RECORDS FOR PROCESSING:
※ ※ ※

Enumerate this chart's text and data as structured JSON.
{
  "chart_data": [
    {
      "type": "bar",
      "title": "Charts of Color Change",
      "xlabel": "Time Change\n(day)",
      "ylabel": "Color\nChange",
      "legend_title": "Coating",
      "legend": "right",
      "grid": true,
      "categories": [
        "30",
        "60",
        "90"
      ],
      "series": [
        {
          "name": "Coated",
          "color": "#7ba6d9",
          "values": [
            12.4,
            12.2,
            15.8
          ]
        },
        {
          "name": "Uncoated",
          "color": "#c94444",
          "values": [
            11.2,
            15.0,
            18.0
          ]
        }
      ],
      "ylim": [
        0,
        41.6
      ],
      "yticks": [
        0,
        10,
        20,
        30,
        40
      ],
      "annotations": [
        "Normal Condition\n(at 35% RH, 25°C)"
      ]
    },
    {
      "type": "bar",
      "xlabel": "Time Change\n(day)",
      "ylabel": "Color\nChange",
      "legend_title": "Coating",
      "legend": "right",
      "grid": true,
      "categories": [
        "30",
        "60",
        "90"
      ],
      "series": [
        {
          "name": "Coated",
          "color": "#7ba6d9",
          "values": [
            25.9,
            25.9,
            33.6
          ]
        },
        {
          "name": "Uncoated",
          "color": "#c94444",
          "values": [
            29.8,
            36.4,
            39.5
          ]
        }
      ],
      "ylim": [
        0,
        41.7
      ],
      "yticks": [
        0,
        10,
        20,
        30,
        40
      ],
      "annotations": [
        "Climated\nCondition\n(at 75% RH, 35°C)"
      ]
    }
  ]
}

※ ※ ※

THE TASK: Using the listing above, reproduce each line without omission.

THE SOLUTION:
Enumerate this chart's text and data as structured JSON.
{
  "chart_data": [
    {
      "type": "bar",
      "title": "Charts of Color Change",
      "xlabel": "Time Change\n(day)",
      "ylabel": "Color\nChange",
      "legend_title": "Coating",
      "legend": "right",
      "grid": true,
      "categories": [
        "30",
        "60",
        "90"
      ],
      "series": [
        {
          "name": "Coated",
          "color": "#7ba6d9",
          "values": [
            12.4,
            12.2,
            15.8
          ]
        },
        {
          "name": "Uncoated",
          "color": "#c94444",
          "values": [
            11.2,
            15.0,
            18.0
          ]
        }
      ],
      "ylim": [
        0,
        41.6
      ],
      "yticks": [
        0,
        10,
        20,
        30,
        40
      ],
      "annotations": [
        "Normal Condition\n(at 35% RH, 25°C)"
      ]
    },
    {
      "type": "bar",
      "xlabel": "Time Change\n(day)",
      "ylabel": "Color\nChange",
      "legend_title": "Coating",
      "legend": "right",
      "grid": true,
      "categories": [
        "30",
        "60",
        "90"
      ],
      "series": [
        {
          "name": "Coated",
          "color": "#7ba6d9",
          "values": [
            25.9,
            25.9,
            33.6
          ]
        },
        {
          "name": "Uncoated",
          "color": "#c94444",
          "values": [
            29.8,
            36.4,
            39.5
          ]
        }
      ],
      "ylim": [
        0,
        41.7
      ],
      "yticks": [
        0,
        10,
        20,
        30,
        40
      ],
      "annotations": [
        "Climated\nCondition\n(at 75% RH, 35°C)"
      ]
    }
  ]
}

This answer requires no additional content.